*Material provided*.
-- BEGIN --

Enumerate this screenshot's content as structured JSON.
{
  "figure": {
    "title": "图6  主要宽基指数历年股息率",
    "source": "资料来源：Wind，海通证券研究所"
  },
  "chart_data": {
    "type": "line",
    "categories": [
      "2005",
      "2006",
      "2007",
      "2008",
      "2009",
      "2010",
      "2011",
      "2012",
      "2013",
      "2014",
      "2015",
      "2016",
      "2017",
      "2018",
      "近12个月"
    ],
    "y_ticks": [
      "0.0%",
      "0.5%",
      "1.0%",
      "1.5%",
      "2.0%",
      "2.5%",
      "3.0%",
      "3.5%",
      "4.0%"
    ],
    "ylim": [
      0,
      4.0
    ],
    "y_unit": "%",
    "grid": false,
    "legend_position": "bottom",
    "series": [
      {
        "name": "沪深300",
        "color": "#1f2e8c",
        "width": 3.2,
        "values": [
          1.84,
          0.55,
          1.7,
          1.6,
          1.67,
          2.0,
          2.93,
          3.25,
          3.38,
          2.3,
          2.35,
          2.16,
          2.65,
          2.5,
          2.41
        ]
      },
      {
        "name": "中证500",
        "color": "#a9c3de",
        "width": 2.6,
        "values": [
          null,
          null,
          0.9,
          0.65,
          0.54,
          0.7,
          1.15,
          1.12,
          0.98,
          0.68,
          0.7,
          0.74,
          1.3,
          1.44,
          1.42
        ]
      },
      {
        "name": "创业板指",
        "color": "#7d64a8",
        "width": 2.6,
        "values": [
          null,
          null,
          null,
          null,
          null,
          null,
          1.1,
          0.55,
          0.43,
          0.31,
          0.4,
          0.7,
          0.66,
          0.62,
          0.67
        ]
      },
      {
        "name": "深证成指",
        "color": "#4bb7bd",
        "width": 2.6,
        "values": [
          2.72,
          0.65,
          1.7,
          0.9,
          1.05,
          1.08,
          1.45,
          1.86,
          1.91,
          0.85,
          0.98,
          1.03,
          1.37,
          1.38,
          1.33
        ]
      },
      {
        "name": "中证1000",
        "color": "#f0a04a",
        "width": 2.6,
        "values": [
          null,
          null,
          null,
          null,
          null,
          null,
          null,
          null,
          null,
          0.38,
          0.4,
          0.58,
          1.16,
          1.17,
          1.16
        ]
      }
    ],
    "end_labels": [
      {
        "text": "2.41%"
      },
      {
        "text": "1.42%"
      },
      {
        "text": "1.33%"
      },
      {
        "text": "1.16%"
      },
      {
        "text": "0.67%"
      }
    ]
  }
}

-- END --

*What you should do*.
Using the listing above, pick out each line that contains the word "text", then copy it.

*Response for this exercise*.
        "text": "2.41%"
        "text": "1.42%"
        "text": "1.33%"
        "text": "1.16%"
        "text": "0.67%"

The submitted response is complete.